▸ **Tâches et exercices**
1. Reproduisez à l'identique le passage du texte sur les violences contre les élus qui commence par "Une forte hausse" et se termine par "explications en images.".
2. Selon le texte sur les violences contre les élus, pourquoi les maires sont-ils une cible privilégiée ? Répondez en une à trois phrases.
3. Prolongez le texte sur les violences contre les élus à partir de sa dernière phrase.

▸ **Texte fourni**

________________________________________

Une forte hausse des violences contre les élus et les représentants de l’État en France
Le débat sur la réforme des retraites continue de faire rage en France et plusieurs bâtiments publics, comme la mairie de Rennes, ont été récemment pris à partie par des manifestants. Mais ces actes s’inscrivent dans une tendance plus générale à l’augmentation des violences contre les élus ou les représentants de l’État. Nos explications en images.
Plus proches des citoyens que les élus nationaux, les maires sont une cible privilégiée des violences contre les représentants de l’autorité. Selon les données du ministère de l’Intérieur, les faits de violence verbale ou physique à l’encontre d’élus locaux ont augmenté de 32 % en 2022, soit près d’un tiers en une seule année.

________________________________________

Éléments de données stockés
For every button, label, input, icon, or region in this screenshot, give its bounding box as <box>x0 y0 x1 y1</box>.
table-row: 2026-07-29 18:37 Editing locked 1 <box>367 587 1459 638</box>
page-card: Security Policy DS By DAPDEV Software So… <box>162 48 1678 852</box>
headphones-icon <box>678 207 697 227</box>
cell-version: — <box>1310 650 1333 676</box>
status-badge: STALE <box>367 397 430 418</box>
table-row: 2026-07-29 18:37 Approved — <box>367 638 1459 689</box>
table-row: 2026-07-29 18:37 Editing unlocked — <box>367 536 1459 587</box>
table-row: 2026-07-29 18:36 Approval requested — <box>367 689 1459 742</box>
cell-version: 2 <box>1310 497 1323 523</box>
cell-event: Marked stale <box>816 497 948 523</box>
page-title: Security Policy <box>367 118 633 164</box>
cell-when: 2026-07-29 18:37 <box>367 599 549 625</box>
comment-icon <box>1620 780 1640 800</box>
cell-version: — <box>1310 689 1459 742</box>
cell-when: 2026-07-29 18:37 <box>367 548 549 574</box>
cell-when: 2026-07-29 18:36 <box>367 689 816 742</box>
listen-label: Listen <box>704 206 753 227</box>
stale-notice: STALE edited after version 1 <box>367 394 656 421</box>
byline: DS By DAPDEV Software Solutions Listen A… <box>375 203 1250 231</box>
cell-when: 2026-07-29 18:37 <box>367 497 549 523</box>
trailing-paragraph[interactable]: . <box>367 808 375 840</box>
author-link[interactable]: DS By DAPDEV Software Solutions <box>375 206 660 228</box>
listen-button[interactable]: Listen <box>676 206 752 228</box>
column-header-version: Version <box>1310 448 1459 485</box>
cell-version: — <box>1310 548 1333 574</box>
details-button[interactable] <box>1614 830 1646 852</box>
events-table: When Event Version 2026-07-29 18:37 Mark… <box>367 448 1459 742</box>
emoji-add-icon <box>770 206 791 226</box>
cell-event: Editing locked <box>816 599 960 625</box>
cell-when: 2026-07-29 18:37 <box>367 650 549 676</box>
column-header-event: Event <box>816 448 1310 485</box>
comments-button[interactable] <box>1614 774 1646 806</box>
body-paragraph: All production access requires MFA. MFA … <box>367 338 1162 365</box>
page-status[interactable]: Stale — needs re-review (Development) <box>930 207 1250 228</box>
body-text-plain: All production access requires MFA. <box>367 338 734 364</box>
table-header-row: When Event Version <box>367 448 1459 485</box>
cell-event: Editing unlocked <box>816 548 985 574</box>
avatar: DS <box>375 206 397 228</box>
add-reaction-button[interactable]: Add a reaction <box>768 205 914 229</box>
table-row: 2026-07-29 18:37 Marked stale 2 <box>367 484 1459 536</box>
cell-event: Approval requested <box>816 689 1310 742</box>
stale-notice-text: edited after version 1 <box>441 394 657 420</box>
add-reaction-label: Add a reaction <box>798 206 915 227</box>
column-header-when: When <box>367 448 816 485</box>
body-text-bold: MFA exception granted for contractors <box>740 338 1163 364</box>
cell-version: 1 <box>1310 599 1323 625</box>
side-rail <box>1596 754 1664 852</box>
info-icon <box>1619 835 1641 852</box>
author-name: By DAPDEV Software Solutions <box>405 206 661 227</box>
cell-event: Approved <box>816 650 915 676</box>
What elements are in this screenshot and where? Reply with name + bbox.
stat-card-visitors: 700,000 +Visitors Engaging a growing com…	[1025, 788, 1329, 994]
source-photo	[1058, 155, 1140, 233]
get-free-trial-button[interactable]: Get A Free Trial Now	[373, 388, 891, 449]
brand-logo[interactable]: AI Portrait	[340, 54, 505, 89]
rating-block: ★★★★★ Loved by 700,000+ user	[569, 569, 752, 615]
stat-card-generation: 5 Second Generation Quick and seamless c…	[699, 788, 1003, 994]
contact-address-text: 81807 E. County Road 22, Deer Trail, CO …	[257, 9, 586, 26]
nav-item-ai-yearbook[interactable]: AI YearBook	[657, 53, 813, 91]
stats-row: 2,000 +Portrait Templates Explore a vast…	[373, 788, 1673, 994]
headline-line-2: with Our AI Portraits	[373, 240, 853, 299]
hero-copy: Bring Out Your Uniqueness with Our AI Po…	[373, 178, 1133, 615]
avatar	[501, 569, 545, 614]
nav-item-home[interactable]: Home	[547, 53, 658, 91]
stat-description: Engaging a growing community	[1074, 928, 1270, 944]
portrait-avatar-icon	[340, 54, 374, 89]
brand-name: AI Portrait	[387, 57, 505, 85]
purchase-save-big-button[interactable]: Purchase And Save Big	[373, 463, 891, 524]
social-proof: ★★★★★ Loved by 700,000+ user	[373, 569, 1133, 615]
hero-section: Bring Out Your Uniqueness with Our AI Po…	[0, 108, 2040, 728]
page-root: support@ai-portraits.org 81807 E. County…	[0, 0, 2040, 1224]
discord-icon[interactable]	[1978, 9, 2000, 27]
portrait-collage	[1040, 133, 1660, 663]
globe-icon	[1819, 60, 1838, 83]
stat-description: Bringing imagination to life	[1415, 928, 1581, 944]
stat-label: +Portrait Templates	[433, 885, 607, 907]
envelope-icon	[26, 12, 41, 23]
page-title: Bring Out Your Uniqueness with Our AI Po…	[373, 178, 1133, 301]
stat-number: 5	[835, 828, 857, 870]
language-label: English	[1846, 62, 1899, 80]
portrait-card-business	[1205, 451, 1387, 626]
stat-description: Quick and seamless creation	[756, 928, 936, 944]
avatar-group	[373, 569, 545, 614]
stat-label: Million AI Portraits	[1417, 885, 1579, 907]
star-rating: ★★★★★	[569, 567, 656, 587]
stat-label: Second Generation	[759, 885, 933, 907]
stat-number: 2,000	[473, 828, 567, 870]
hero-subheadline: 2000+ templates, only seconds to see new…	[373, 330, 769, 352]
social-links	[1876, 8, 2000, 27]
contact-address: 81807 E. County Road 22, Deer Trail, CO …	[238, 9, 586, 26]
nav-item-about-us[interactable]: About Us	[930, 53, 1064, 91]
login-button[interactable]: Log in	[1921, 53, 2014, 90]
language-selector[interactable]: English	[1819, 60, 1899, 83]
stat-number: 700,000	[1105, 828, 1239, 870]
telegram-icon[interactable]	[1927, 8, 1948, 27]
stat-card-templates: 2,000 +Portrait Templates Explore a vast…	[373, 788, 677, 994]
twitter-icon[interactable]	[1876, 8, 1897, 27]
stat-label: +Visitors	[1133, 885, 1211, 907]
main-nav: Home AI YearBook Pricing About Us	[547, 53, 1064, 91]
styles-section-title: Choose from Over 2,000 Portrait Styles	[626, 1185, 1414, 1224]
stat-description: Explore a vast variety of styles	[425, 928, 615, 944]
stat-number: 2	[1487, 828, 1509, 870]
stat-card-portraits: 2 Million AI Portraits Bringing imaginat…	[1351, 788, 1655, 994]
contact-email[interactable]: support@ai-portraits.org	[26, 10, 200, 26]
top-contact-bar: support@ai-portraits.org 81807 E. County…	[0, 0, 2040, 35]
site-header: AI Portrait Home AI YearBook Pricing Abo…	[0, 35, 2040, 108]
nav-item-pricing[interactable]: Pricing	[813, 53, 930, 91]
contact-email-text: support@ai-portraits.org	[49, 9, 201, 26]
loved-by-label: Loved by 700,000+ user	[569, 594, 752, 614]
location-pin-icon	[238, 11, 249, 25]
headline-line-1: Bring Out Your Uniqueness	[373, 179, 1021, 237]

________________________________________

▸ **Résultats obtenus**
1.
Une forte hausse des violences contre les élus et les représentants de l’État en France
Le débat sur la réforme des retraites continue de faire rage en France et plusieurs bâtiments publics, comme la mairie de Rennes, ont été récemment pris à partie par des manifestants. Mais ces actes s’inscrivent dans une tendance plus générale à l’augmentation des violences contre les élus ou les représentants de l’État. Nos explications en images.

2. Les maires sont plus proches des citoyens que les élus nationaux. C'est pour cette raison qu'ils constituent une cible privilégiée des violences contre les représentants de l'autorité.

3.
Au total, ce ne sont pas moins de 2 265 plaintes ou signalements qui ont été remontés au ministère de l’Intérieur par l’intermédiaire des services préfectoraux. Le signe d’une détérioration des relations entre les citoyens et les élus ?
Parmi ces faits, 160 agressions physiques ont été recensées en 2022. Un chiffre en légère baisse par rapport à 2021.
L’Association des maires de France a dressé un constat similaire. En février 2023, l’AMF a fait état d’un chiffre de 1 500 agressions contre des élus locaux en 2022, un chiffre en hausse de 15 %.
En 2019, le Sénat avait rendu un rapport sur les « menaces et agressions auxquelles sont confrontés les maires ». Sur près de 4 000 élus interrogés dans ce cadre, 92 % avaient déclaré « avoir été victimes de violences physiques ou verbales, allant de l'incivilité à l'agression physique caractérisée », selon ‘La Tribune’.
Le président du Sénat Gérard Larcher avait lancé la formule célèbre selon laquelle un élu doit rester « à portée d’engueulade », c’est-à-dire proche des citoyens et des enjeux locaux. Mais il ne justifiait en aucun cas le recours à la violence.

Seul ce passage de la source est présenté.